(Collected data entries)

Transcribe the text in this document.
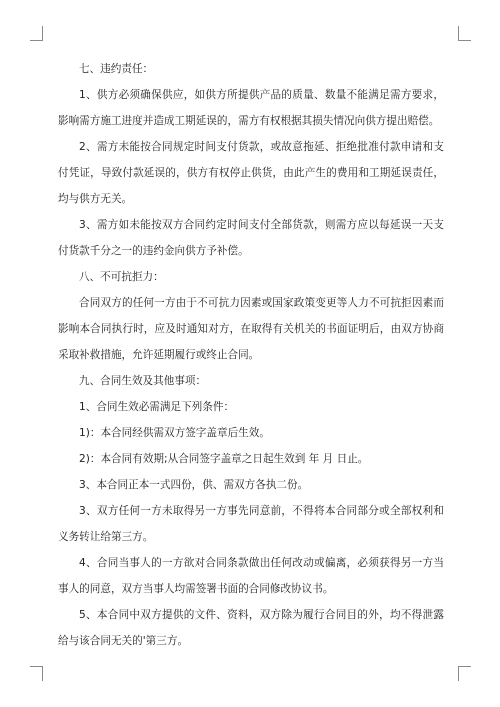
七、违约责任：

1、供方必须确保供应，如供方所提供产品的质量、数量不能满足需方要求，影响需方施工进度并造成工期延误的，需方有权根据其损失情况向供方提出赔偿。

2、需方未能按合同规定时间支付货款，或故意拖延、拒绝批准付款申请和支付凭证，导致付款延误的，供方有权停止供货，由此产生的费用和工期延误责任，均与供方无关。

3、需方如未能按双方合同约定时间支付全部货款，则需方应以每延误一天支付货款千分之一的违约金向供方予补偿。

八、不可抗拒力：

合同双方的任何一方由于不可抗力因素或国家政策变更等人力不可抗拒因素而影响本合同执行时，应及时通知对方，在取得有关机关的书面证明后，由双方协商采取补救措施，允许延期履行或终止合同。

九、合同生效及其他事项：

1、合同生效必需满足下列条件：

1)：本合同经供需双方签字盖章后生效。

2)：本合同有效期;从合同签字盖章之日起生效到 年 月 日止。

3、本合同正本一式四份，供、需双方各执二份。

3、双方任何一方未取得另一方事先同意前，不得将本合同部分或全部权利和义务转让给第三方。

4、合同当事人的一方欲对合同条款做出任何改动或偏离，必须获得另一方当事人的同意，双方当事人均需签署书面的合同修改协议书。

5、本合同中双方提供的文件、资料，双方除为履行合同目的外，均不得泄露给与该合同无关的'第三方。
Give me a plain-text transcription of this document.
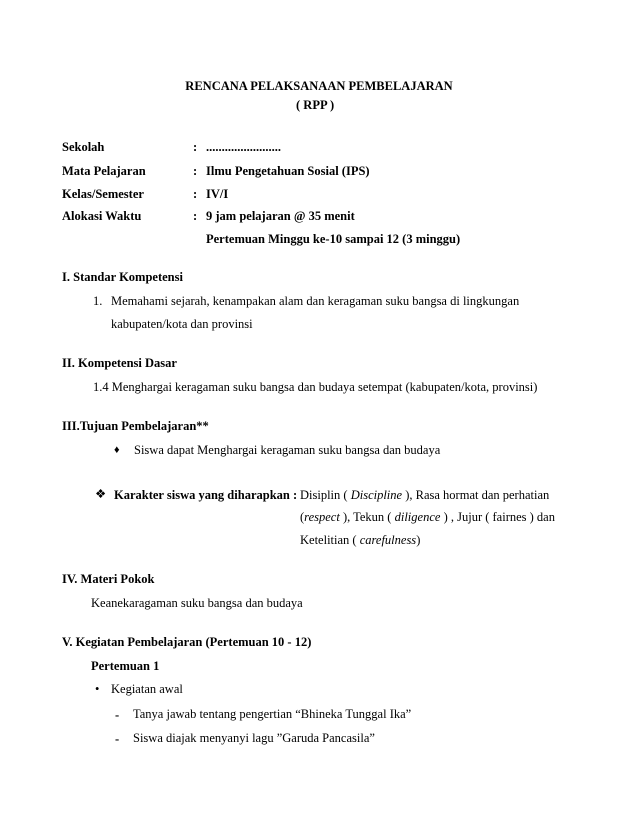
RENCANA PELAKSANAAN PEMBELAJARAN
( RPP )
Sekolah	: ........................
Mata Pelajaran	: Ilmu Pengetahuan Sosial (IPS)
Kelas/Semester	: IV/I
Alokasi Waktu	: 9 jam pelajaran @ 35 menit
Pertemuan Minggu ke-10 sampai 12 (3 minggu)
I. Standar Kompetensi
1. Memahami sejarah, kenampakan alam dan keragaman suku bangsa di lingkungan
kabupaten/kota dan provinsi
II. Kompetensi Dasar
1.4 Menghargai keragaman suku bangsa dan budaya setempat (kabupaten/kota, provinsi)
III.Tujuan Pembelajaran**
♦ Siswa dapat Menghargai keragaman suku bangsa dan budaya
❖ Karakter siswa yang diharapkan : Disiplin ( Discipline ), Rasa hormat dan perhatian
(respect ), Tekun ( diligence ) , Jujur ( fairnes ) dan
Ketelitian ( carefulness)
IV. Materi Pokok
Keanekaragaman suku bangsa dan budaya
V. Kegiatan Pembelajaran (Pertemuan 10 - 12)
Pertemuan 1
• Kegiatan awal
- Tanya jawab tentang pengertian “Bhineka Tunggal Ika”
- Siswa diajak menyanyi lagu ”Garuda Pancasila”
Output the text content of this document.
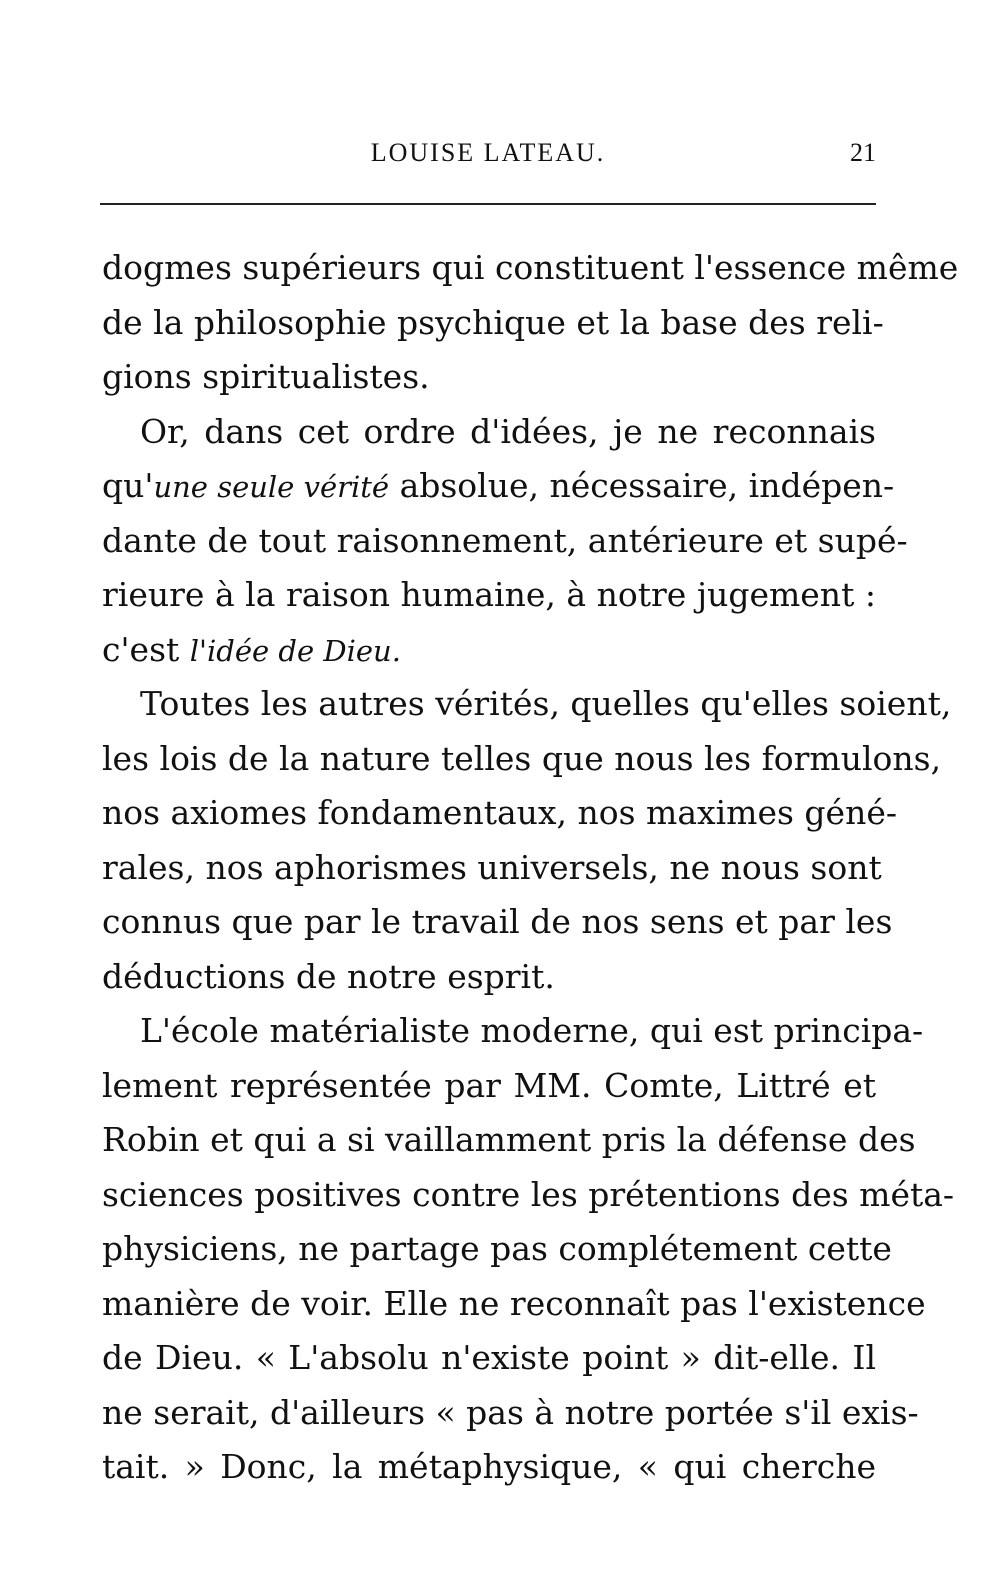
LOUISE LATEAU.	21
dogmes supérieurs qui constituent l'essence même
de la philosophie psychique et la base des reli-
gions spiritualistes.
Or, dans cet ordre d'idées, je ne reconnais
qu'une seule vérité absolue, nécessaire, indépen-
dante de tout raisonnement, antérieure et supé-
rieure à la raison humaine, à notre jugement :
c'est l'idée de Dieu.
Toutes les autres vérités, quelles qu'elles soient,
les lois de la nature telles que nous les formulons,
nos axiomes fondamentaux, nos maximes géné-
rales, nos aphorismes universels, ne nous sont
connus que par le travail de nos sens et par les
déductions de notre esprit.
L'école matérialiste moderne, qui est principa-
lement représentée par MM. Comte, Littré et
Robin et qui a si vaillamment pris la défense des
sciences positives contre les prétentions des méta-
physiciens, ne partage pas complétement cette
manière de voir. Elle ne reconnaît pas l'existence
de Dieu. « L'absolu n'existe point » dit-elle. Il
ne serait, d'ailleurs « pas à notre portée s'il exis-
tait. » Donc, la métaphysique, « qui cherche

**Requirements:**
Show every line above in which the word "Kompetensi" occurs.

**Response:**
I. Standar Kompetensi
II. Kompetensi Dasar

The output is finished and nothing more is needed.